(Records from a data collection)
--- START ---

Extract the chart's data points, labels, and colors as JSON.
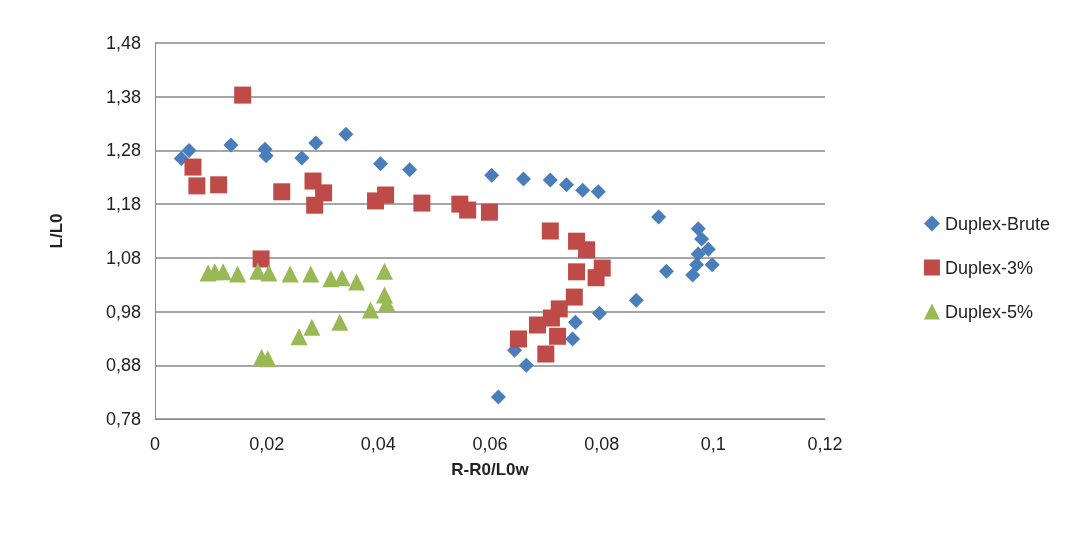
{
  "chart_data": {
    "type": "scatter",
    "xlabel": "R-R0/L0w",
    "ylabel": "L/L0",
    "grid": "y",
    "legend": "right",
    "xlim": [
      0,
      0.12
    ],
    "ylim": [
      0.78,
      1.48
    ],
    "xticks": [
      0,
      {
        "value": 0.02,
        "label": "0,02"
      },
      {
        "value": 0.04,
        "label": "0,04"
      },
      {
        "value": 0.06,
        "label": "0,06"
      },
      {
        "value": 0.08,
        "label": "0,08"
      },
      {
        "value": 0.1,
        "label": "0,1"
      },
      {
        "value": 0.12,
        "label": "0,12"
      }
    ],
    "yticks": [
      {
        "value": 0.78,
        "label": "0,78"
      },
      {
        "value": 0.88,
        "label": "0,88"
      },
      {
        "value": 0.98,
        "label": "0,98"
      },
      {
        "value": 1.08,
        "label": "1,08"
      },
      {
        "value": 1.18,
        "label": "1,18"
      },
      {
        "value": 1.28,
        "label": "1,28"
      },
      {
        "value": 1.38,
        "label": "1,38"
      },
      {
        "value": 1.48,
        "label": "1,48"
      }
    ],
    "series": [
      {
        "name": "Duplex-Brute",
        "color": "#4a7ebb",
        "marker": "diamond",
        "x": [
          0.0047,
          0.0061,
          0.0136,
          0.0197,
          0.0199,
          0.0263,
          0.0288,
          0.0342,
          0.0404,
          0.0456,
          0.0603,
          0.066,
          0.0708,
          0.0737,
          0.0766,
          0.0794,
          0.0902,
          0.0973,
          0.0979,
          0.0991,
          0.0973,
          0.0998,
          0.097,
          0.0963,
          0.0916,
          0.0862,
          0.0796,
          0.0753,
          0.0748,
          0.0644,
          0.0665,
          0.0615
        ],
        "values": [
          1.265,
          1.28,
          1.29,
          1.282,
          1.27,
          1.266,
          1.294,
          1.31,
          1.255,
          1.244,
          1.234,
          1.227,
          1.225,
          1.216,
          1.206,
          1.203,
          1.156,
          1.134,
          1.115,
          1.096,
          1.087,
          1.067,
          1.067,
          1.048,
          1.055,
          1.001,
          0.977,
          0.96,
          0.929,
          0.908,
          0.88,
          0.821
        ]
      },
      {
        "name": "Duplex-3%",
        "color": "#be4b48",
        "marker": "square",
        "x": [
          0.0157,
          0.0068,
          0.0075,
          0.0114,
          0.0227,
          0.0283,
          0.0302,
          0.0286,
          0.0395,
          0.0413,
          0.0478,
          0.0546,
          0.056,
          0.0599,
          0.019,
          0.0708,
          0.0755,
          0.0773,
          0.0775,
          0.0801,
          0.0755,
          0.079,
          0.0751,
          0.0724,
          0.071,
          0.0685,
          0.0721,
          0.0651,
          0.07
        ],
        "values": [
          1.383,
          1.249,
          1.214,
          1.216,
          1.203,
          1.223,
          1.201,
          1.178,
          1.186,
          1.197,
          1.182,
          1.18,
          1.169,
          1.165,
          1.078,
          1.13,
          1.111,
          1.095,
          null,
          1.061,
          1.054,
          1.043,
          1.007,
          0.985,
          0.968,
          0.955,
          0.934,
          0.929,
          0.901
        ]
      },
      {
        "name": "Duplex-5%",
        "color": "#98b954",
        "marker": "triangle",
        "x": [
          0.0095,
          0.0107,
          0.0122,
          0.0148,
          0.0184,
          0.0204,
          0.0242,
          0.0279,
          0.0315,
          0.0335,
          0.0361,
          0.0411,
          0.0411,
          0.0415,
          0.0386,
          0.0331,
          0.0281,
          0.0258,
          0.0191,
          0.0202
        ],
        "values": [
          1.052,
          1.054,
          1.054,
          1.05,
          1.055,
          1.052,
          1.05,
          1.05,
          1.041,
          1.043,
          1.035,
          1.055,
          1.011,
          0.996,
          0.983,
          0.96,
          0.951,
          0.933,
          0.895,
          0.892
        ]
      }
    ]
  }
}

--- END ---

__Instructions to follow__
Count the lines in the material above where the string "marker" appears, then state only that count.

__Exercise solution__
3